* Rows *
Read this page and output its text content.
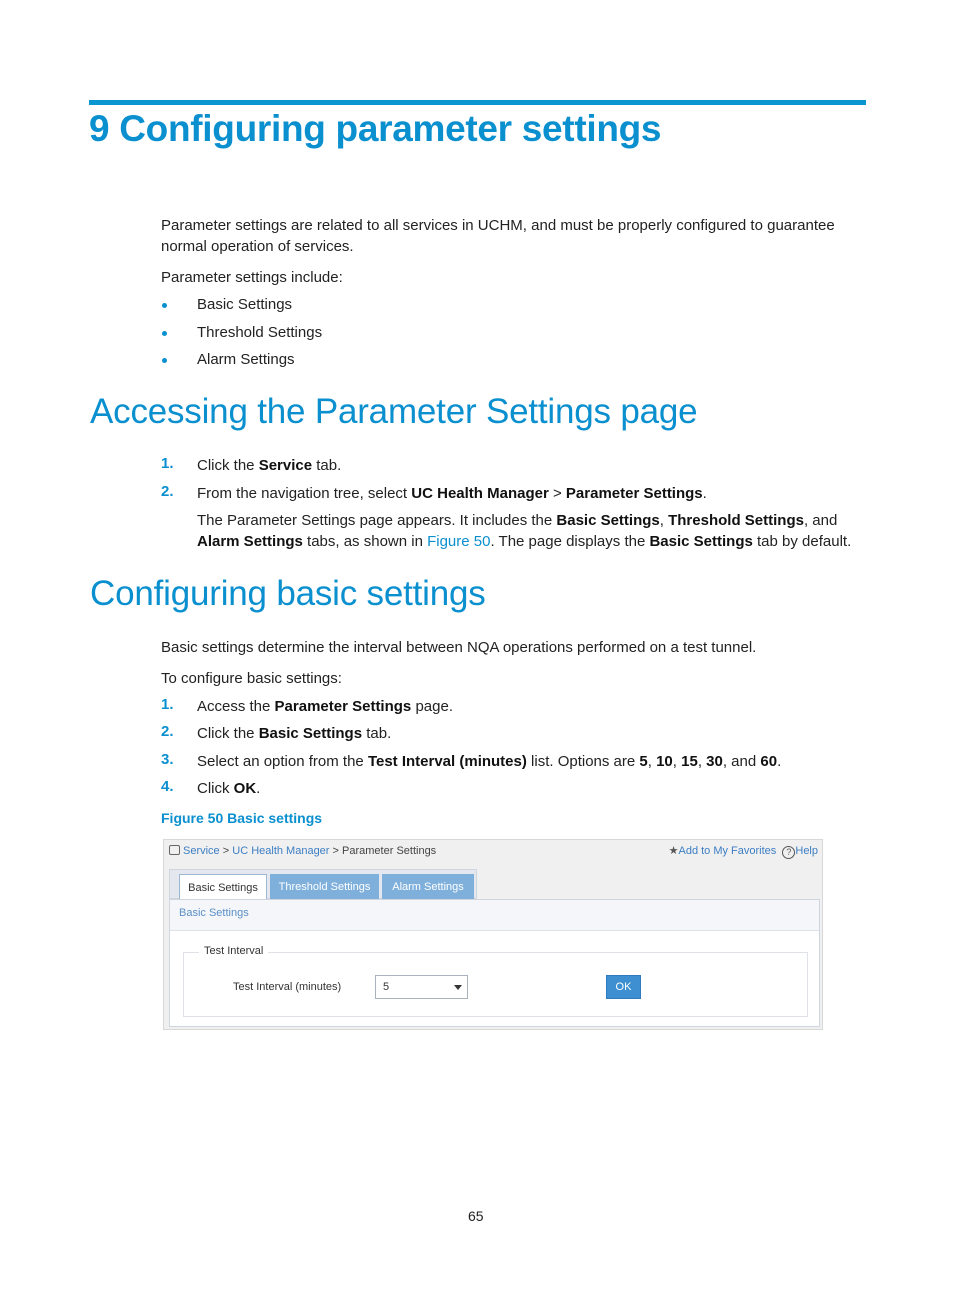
9 Configuring parameter settings
Parameter settings are related to all services in UCHM, and must be properly configured to guarantee normal operation of services.
Parameter settings include:
Basic Settings
Threshold Settings
Alarm Settings
Accessing the Parameter Settings page
1. Click the Service tab.
2. From the navigation tree, select UC Health Manager > Parameter Settings.
The Parameter Settings page appears. It includes the Basic Settings, Threshold Settings, and Alarm Settings tabs, as shown in Figure 50. The page displays the Basic Settings tab by default.
Configuring basic settings
Basic settings determine the interval between NQA operations performed on a test tunnel.
To configure basic settings:
1. Access the Parameter Settings page.
2. Click the Basic Settings tab.
3. Select an option from the Test Interval (minutes) list. Options are 5, 10, 15, 30, and 60.
4. Click OK.
Figure 50 Basic settings
Service > UC Health Manager > Parameter Settings	★Add to My Favorites ? Help
Basic Settings	Threshold Settings	Alarm Settings
Basic Settings
Test Interval
Test Interval (minutes)	5	OK
65
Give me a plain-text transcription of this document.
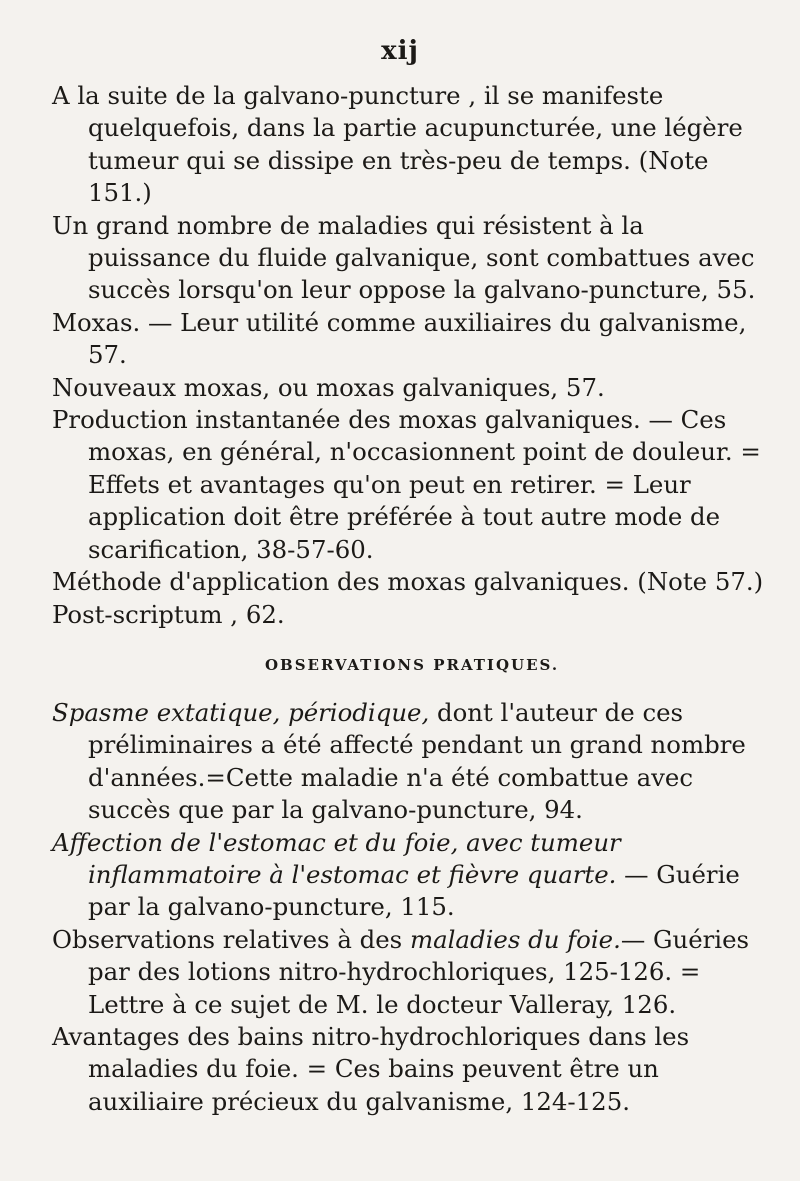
xij

A la suite de la galvano-puncture , il se manifeste quelquefois, dans la partie acupuncturée, une légère tumeur qui se dissipe en très-peu de temps. (Note 151.)

Un grand nombre de maladies qui résistent à la puissance du fluide galvanique, sont combattues avec succès lorsqu'on leur oppose la galvano-puncture, 55.

Moxas. — Leur utilité comme auxiliaires du galvanisme, 57.

Nouveaux moxas, ou moxas galvaniques, 57.

Production instantanée des moxas galvaniques. — Ces moxas, en général, n'occasionnent point de douleur. = Effets et avantages qu'on peut en retirer. = Leur application doit être préférée à tout autre mode de scarification, 38-57-60.

Méthode d'application des moxas galvaniques. (Note 57.)

Post-scriptum , 62.

OBSERVATIONS PRATIQUES.

Spasme extatique, périodique, dont l'auteur de ces préliminaires a été affecté pendant un grand nombre d'années.=Cette maladie n'a été combattue avec succès que par la galvano-puncture, 94.

Affection de l'estomac et du foie, avec tumeur inflammatoire à l'estomac et fièvre quarte. — Guérie par la galvano-puncture, 115.

Observations relatives à des maladies du foie.— Guéries par des lotions nitro-hydrochloriques, 125-126. = Lettre à ce sujet de M. le docteur Valleray, 126.

Avantages des bains nitro-hydrochloriques dans les maladies du foie. = Ces bains peuvent être un auxiliaire précieux du galvanisme, 124-125.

* Request *
Wherever "nombre" shows up in a line, copy that line.

* Response to the task *
Un grand nombre de maladies qui résistent à la puissance du fluide galvanique, sont combattues avec succès lorsqu'on leur oppose la galvano-puncture, 55.
Spasme extatique, périodique, dont l'auteur de ces préliminaires a été affecté pendant un grand nombre d'années.=Cette maladie n'a été combattue avec succès que par la galvano-puncture, 94.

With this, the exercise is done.